(Data items)
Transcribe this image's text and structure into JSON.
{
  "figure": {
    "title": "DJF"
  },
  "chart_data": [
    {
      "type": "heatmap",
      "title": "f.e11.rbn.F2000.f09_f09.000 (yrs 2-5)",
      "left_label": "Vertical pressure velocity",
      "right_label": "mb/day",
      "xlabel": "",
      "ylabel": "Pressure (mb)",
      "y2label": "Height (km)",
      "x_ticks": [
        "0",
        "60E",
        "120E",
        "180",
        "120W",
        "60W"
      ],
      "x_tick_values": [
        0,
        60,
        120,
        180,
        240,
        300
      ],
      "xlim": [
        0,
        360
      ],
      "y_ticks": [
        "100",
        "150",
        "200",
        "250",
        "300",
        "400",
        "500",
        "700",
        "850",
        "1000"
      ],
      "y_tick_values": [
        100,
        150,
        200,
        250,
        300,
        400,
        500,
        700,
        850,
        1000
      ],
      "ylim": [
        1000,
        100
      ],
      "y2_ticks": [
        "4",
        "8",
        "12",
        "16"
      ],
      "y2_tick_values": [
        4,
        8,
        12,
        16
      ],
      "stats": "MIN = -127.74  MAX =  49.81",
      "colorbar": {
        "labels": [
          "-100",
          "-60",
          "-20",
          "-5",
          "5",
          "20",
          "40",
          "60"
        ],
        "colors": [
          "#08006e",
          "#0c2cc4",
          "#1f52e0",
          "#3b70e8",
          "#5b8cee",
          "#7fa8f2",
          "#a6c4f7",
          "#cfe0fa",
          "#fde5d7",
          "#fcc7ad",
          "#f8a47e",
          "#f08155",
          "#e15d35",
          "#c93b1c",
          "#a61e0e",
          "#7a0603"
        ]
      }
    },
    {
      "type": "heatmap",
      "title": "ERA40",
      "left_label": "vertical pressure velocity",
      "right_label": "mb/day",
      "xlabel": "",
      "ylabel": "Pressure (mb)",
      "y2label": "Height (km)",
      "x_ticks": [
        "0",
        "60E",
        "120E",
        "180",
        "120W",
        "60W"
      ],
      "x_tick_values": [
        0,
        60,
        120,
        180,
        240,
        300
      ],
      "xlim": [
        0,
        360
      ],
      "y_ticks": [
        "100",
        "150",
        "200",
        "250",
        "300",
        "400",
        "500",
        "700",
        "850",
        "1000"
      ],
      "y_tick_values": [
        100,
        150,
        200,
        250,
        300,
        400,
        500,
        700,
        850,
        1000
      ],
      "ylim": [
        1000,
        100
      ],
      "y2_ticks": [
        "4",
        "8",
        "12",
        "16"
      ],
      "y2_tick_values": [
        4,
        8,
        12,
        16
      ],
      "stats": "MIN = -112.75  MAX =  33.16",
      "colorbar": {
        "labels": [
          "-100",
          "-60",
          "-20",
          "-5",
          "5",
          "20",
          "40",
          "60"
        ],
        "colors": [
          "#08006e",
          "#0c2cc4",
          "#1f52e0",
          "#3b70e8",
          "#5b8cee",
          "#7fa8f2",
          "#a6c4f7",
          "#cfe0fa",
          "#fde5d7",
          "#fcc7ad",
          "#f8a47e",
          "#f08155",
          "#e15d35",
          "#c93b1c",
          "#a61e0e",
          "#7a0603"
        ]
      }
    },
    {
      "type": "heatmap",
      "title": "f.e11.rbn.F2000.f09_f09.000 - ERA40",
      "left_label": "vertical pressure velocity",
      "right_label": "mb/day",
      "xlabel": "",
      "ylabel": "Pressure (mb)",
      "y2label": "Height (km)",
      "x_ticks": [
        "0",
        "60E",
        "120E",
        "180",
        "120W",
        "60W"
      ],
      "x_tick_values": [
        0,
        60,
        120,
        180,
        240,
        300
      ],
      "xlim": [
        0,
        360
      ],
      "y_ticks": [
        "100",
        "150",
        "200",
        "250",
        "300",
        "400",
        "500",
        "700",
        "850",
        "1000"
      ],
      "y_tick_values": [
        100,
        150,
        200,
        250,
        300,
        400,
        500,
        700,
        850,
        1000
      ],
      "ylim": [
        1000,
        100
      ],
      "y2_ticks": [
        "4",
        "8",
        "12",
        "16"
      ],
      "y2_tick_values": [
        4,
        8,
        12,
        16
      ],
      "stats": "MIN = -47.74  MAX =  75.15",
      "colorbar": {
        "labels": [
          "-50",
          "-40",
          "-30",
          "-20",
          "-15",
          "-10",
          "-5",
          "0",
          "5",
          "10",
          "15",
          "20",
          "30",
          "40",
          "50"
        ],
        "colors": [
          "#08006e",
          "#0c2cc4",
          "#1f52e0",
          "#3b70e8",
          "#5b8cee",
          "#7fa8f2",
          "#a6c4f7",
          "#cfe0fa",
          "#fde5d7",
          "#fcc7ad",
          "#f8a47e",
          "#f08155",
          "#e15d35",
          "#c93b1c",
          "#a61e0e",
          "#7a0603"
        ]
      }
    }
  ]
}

**What is needed**
Copy out all of the records above with nothing altered.

**Worked answer**
Transcribe this image's text and structure into JSON.
{
  "figure": {
    "title": "DJF"
  },
  "chart_data": [
    {
      "type": "heatmap",
      "title": "f.e11.rbn.F2000.f09_f09.000 (yrs 2-5)",
      "left_label": "Vertical pressure velocity",
      "right_label": "mb/day",
      "xlabel": "",
      "ylabel": "Pressure (mb)",
      "y2label": "Height (km)",
      "x_ticks": [
        "0",
        "60E",
        "120E",
        "180",
        "120W",
        "60W"
      ],
      "x_tick_values": [
        0,
        60,
        120,
        180,
        240,
        300
      ],
      "xlim": [
        0,
        360
      ],
      "y_ticks": [
        "100",
        "150",
        "200",
        "250",
        "300",
        "400",
        "500",
        "700",
        "850",
        "1000"
      ],
      "y_tick_values": [
        100,
        150,
        200,
        250,
        300,
        400,
        500,
        700,
        850,
        1000
      ],
      "ylim": [
        1000,
        100
      ],
      "y2_ticks": [
        "4",
        "8",
        "12",
        "16"
      ],
      "y2_tick_values": [
        4,
        8,
        12,
        16
      ],
      "stats": "MIN = -127.74  MAX =  49.81",
      "colorbar": {
        "labels": [
          "-100",
          "-60",
          "-20",
          "-5",
          "5",
          "20",
          "40",
          "60"
        ],
        "colors": [
          "#08006e",
          "#0c2cc4",
          "#1f52e0",
          "#3b70e8",
          "#5b8cee",
          "#7fa8f2",
          "#a6c4f7",
          "#cfe0fa",
          "#fde5d7",
          "#fcc7ad",
          "#f8a47e",
          "#f08155",
          "#e15d35",
          "#c93b1c",
          "#a61e0e",
          "#7a0603"
        ]
      }
    },
    {
      "type": "heatmap",
      "title": "ERA40",
      "left_label": "vertical pressure velocity",
      "right_label": "mb/day",
      "xlabel": "",
      "ylabel": "Pressure (mb)",
      "y2label": "Height (km)",
      "x_ticks": [
        "0",
        "60E",
        "120E",
        "180",
        "120W",
        "60W"
      ],
      "x_tick_values": [
        0,
        60,
        120,
        180,
        240,
        300
      ],
      "xlim": [
        0,
        360
      ],
      "y_ticks": [
        "100",
        "150",
        "200",
        "250",
        "300",
        "400",
        "500",
        "700",
        "850",
        "1000"
      ],
      "y_tick_values": [
        100,
        150,
        200,
        250,
        300,
        400,
        500,
        700,
        850,
        1000
      ],
      "ylim": [
        1000,
        100
      ],
      "y2_ticks": [
        "4",
        "8",
        "12",
        "16"
      ],
      "y2_tick_values": [
        4,
        8,
        12,
        16
      ],
      "stats": "MIN = -112.75  MAX =  33.16",
      "colorbar": {
        "labels": [
          "-100",
          "-60",
          "-20",
          "-5",
          "5",
          "20",
          "40",
          "60"
        ],
        "colors": [
          "#08006e",
          "#0c2cc4",
          "#1f52e0",
          "#3b70e8",
          "#5b8cee",
          "#7fa8f2",
          "#a6c4f7",
          "#cfe0fa",
          "#fde5d7",
          "#fcc7ad",
          "#f8a47e",
          "#f08155",
          "#e15d35",
          "#c93b1c",
          "#a61e0e",
          "#7a0603"
        ]
      }
    },
    {
      "type": "heatmap",
      "title": "f.e11.rbn.F2000.f09_f09.000 - ERA40",
      "left_label": "vertical pressure velocity",
      "right_label": "mb/day",
      "xlabel": "",
      "ylabel": "Pressure (mb)",
      "y2label": "Height (km)",
      "x_ticks": [
        "0",
        "60E",
        "120E",
        "180",
        "120W",
        "60W"
      ],
      "x_tick_values": [
        0,
        60,
        120,
        180,
        240,
        300
      ],
      "xlim": [
        0,
        360
      ],
      "y_ticks": [
        "100",
        "150",
        "200",
        "250",
        "300",
        "400",
        "500",
        "700",
        "850",
        "1000"
      ],
      "y_tick_values": [
        100,
        150,
        200,
        250,
        300,
        400,
        500,
        700,
        850,
        1000
      ],
      "ylim": [
        1000,
        100
      ],
      "y2_ticks": [
        "4",
        "8",
        "12",
        "16"
      ],
      "y2_tick_values": [
        4,
        8,
        12,
        16
      ],
      "stats": "MIN = -47.74  MAX =  75.15",
      "colorbar": {
        "labels": [
          "-50",
          "-40",
          "-30",
          "-20",
          "-15",
          "-10",
          "-5",
          "0",
          "5",
          "10",
          "15",
          "20",
          "30",
          "40",
          "50"
        ],
        "colors": [
          "#08006e",
          "#0c2cc4",
          "#1f52e0",
          "#3b70e8",
          "#5b8cee",
          "#7fa8f2",
          "#a6c4f7",
          "#cfe0fa",
          "#fde5d7",
          "#fcc7ad",
          "#f8a47e",
          "#f08155",
          "#e15d35",
          "#c93b1c",
          "#a61e0e",
          "#7a0603"
        ]
      }
    }
  ]
}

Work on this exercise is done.